» Short exercise:
Go through the lines below. Copy those with "AEPP".

——————————

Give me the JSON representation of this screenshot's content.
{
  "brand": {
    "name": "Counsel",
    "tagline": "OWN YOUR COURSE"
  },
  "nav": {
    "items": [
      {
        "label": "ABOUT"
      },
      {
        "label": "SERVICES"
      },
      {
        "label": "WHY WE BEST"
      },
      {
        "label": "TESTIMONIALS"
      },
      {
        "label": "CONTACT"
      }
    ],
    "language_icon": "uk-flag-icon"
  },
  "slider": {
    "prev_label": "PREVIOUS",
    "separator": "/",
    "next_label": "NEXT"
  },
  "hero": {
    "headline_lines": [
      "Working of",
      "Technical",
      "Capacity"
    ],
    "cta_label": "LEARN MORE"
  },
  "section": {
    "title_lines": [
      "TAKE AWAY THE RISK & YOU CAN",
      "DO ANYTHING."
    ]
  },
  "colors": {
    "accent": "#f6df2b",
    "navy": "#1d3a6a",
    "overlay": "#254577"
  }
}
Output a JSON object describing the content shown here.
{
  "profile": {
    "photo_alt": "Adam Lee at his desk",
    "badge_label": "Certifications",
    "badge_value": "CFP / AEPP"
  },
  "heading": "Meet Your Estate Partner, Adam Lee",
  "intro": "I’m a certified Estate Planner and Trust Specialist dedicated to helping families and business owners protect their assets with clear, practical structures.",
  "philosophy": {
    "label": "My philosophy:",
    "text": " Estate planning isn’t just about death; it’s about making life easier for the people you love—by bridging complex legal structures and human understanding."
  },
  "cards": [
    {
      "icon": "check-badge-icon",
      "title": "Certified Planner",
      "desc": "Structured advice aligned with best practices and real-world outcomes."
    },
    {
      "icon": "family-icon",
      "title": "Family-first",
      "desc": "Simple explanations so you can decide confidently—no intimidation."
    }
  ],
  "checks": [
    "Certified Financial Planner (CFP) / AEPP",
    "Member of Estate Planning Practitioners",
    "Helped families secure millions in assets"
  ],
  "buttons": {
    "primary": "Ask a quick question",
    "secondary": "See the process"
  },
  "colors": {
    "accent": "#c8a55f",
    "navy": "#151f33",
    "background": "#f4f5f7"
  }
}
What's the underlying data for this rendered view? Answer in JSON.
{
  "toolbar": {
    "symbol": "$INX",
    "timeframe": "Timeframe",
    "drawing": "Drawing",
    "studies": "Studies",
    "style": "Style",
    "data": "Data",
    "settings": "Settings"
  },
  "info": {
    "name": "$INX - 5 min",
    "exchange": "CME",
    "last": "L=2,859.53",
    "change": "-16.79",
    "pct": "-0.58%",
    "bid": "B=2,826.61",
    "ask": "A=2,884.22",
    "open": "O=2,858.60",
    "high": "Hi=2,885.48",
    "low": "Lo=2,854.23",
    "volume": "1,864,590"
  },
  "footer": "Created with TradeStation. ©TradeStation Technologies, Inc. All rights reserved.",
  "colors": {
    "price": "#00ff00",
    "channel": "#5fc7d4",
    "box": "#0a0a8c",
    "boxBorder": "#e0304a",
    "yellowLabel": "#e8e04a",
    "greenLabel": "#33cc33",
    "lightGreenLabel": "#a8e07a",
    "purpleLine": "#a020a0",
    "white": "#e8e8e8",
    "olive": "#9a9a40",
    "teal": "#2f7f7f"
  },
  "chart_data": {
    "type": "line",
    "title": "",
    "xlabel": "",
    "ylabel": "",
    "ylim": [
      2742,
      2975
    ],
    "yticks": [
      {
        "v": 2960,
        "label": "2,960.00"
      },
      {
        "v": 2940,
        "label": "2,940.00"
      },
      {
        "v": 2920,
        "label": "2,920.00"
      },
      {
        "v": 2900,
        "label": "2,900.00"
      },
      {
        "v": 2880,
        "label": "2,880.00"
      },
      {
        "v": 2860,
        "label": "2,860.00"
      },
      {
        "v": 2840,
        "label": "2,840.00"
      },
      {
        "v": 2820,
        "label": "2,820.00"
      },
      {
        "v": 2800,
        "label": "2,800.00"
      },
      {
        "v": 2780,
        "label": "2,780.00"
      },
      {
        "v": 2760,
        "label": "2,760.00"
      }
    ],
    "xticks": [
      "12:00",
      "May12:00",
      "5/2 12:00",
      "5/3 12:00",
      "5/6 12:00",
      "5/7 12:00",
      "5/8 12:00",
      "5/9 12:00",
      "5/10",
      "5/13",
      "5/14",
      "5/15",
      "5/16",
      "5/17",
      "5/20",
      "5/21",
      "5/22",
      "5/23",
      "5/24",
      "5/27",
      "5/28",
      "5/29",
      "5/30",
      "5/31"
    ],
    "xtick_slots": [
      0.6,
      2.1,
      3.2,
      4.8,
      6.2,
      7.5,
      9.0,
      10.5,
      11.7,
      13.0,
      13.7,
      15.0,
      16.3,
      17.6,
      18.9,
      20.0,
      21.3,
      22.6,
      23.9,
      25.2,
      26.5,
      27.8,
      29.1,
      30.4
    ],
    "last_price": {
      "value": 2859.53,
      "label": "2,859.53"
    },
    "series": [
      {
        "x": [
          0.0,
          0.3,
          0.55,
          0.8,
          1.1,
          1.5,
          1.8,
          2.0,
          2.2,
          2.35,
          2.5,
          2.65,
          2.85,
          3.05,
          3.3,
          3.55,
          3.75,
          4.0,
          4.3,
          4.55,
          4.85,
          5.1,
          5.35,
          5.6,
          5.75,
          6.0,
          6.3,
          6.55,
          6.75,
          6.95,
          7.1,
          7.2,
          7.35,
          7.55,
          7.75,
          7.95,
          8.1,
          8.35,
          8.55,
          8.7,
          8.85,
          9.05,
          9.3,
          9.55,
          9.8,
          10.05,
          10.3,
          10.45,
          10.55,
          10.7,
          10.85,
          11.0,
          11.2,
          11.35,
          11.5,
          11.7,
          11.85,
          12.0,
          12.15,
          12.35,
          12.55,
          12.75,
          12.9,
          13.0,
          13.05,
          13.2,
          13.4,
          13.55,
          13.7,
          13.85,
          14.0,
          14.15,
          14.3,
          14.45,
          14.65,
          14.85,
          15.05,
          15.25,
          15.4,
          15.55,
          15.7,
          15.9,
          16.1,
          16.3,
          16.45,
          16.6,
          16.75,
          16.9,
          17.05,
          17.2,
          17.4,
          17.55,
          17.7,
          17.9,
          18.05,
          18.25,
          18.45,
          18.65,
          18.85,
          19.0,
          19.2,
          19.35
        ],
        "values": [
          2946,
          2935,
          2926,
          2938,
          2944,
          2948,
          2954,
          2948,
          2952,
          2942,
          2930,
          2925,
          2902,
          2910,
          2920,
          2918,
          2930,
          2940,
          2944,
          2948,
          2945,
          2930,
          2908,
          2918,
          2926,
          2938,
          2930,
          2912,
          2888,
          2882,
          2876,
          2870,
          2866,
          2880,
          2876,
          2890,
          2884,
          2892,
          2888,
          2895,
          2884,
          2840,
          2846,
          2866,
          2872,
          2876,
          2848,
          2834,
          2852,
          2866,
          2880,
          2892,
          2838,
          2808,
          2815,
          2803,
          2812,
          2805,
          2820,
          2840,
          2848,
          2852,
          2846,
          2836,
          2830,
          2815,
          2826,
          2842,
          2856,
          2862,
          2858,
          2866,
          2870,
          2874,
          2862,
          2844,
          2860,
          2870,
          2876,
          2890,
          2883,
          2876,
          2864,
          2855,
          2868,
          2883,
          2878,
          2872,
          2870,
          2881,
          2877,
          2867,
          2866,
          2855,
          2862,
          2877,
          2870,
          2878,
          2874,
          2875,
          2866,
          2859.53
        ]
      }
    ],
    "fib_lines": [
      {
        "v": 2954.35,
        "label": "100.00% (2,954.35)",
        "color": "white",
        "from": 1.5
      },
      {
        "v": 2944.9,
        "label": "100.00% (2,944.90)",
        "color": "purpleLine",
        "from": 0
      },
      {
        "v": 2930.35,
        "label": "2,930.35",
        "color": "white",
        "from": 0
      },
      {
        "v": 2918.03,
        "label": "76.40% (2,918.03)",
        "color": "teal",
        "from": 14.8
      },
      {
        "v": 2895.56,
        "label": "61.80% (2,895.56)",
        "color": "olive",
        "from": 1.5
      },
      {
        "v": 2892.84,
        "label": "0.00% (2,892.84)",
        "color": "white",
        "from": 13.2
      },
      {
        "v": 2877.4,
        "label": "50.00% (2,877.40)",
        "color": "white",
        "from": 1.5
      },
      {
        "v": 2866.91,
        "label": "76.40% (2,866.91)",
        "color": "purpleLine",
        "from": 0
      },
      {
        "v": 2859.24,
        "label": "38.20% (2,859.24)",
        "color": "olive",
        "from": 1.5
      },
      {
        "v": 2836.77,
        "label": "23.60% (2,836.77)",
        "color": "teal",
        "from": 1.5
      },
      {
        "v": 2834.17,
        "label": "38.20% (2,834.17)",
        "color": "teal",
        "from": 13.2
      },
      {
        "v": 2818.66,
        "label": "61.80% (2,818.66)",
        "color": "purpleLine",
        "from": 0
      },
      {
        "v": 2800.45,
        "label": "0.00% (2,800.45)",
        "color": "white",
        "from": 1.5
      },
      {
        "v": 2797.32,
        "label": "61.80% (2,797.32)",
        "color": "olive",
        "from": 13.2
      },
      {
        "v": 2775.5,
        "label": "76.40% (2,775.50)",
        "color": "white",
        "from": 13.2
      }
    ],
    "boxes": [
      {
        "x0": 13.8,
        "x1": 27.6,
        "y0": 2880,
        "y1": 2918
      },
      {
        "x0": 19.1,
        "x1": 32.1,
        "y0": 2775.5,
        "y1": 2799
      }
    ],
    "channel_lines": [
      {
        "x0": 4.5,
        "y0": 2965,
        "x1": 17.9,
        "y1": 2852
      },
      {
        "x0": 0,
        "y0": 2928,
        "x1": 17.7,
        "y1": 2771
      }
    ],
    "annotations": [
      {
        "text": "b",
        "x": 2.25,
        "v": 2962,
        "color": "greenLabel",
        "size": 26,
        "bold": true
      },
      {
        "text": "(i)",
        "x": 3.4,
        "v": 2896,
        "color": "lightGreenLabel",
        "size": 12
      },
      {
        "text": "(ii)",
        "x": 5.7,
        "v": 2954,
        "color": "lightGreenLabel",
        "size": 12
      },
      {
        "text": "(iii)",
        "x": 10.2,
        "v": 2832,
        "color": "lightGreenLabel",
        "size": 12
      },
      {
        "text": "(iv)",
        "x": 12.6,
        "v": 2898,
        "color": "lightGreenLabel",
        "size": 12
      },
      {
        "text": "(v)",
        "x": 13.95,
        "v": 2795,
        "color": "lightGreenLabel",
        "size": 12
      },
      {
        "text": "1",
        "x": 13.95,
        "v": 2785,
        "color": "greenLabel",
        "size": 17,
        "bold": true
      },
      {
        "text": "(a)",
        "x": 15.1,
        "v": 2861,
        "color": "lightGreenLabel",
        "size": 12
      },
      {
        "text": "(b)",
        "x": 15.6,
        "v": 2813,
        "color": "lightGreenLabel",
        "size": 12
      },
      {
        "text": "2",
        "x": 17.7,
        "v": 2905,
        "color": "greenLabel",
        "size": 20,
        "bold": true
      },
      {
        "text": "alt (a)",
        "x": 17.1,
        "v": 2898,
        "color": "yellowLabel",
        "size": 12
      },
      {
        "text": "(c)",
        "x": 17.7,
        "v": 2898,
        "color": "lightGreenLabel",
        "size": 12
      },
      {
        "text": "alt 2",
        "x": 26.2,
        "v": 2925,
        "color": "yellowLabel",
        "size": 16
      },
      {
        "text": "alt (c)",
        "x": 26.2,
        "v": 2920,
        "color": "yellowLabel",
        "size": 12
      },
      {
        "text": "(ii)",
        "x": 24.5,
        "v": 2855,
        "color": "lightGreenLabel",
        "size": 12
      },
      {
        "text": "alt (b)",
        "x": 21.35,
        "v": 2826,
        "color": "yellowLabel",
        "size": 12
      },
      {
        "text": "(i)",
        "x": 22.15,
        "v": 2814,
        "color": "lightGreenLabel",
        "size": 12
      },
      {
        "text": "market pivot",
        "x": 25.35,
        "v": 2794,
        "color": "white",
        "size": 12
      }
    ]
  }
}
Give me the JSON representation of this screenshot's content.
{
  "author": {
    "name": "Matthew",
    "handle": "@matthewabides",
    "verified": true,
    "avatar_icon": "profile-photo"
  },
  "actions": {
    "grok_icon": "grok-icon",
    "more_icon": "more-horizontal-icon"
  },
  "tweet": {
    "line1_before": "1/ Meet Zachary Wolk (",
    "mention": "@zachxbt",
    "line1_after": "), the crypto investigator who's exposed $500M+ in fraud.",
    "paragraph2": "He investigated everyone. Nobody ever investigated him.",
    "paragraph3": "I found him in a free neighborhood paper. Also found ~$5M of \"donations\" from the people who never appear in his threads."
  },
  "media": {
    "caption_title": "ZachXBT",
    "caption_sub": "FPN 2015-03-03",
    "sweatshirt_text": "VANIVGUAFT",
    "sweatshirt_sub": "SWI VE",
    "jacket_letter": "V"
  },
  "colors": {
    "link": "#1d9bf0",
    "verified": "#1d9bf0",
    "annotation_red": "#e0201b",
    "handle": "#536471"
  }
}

——————————

» Exercise answer:
    "badge_value": "CFP / AEPP"
    "Certified Financial Planner (CFP) / AEPP",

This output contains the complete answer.